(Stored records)
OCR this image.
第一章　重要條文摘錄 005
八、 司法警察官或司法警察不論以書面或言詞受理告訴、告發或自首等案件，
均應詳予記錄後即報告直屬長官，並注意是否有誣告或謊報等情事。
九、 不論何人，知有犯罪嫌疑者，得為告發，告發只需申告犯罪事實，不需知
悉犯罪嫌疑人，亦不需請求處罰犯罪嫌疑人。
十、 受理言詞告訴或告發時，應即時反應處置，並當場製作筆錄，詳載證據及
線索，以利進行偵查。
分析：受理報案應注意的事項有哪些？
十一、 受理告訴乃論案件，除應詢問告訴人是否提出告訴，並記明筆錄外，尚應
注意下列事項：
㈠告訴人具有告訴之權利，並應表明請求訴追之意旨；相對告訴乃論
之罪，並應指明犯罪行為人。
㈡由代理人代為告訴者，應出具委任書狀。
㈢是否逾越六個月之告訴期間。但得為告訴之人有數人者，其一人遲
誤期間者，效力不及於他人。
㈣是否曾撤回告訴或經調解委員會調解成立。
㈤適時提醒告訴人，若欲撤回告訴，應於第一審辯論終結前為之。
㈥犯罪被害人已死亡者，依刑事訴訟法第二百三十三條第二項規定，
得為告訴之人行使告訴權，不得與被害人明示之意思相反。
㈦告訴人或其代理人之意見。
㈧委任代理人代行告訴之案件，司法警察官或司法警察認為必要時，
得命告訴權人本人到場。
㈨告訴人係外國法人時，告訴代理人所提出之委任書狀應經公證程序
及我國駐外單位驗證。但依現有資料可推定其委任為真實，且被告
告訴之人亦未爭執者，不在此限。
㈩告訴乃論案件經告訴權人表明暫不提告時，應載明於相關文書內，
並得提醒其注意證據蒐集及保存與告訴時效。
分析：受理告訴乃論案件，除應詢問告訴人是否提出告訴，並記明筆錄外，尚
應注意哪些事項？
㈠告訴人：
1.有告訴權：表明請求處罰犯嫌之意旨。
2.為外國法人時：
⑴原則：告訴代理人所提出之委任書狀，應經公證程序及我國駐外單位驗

TASK BRIEF =>
Determine how many lines of the listing above include the word "受理告訴乃論案件", and report that number only.

RESULT =>
2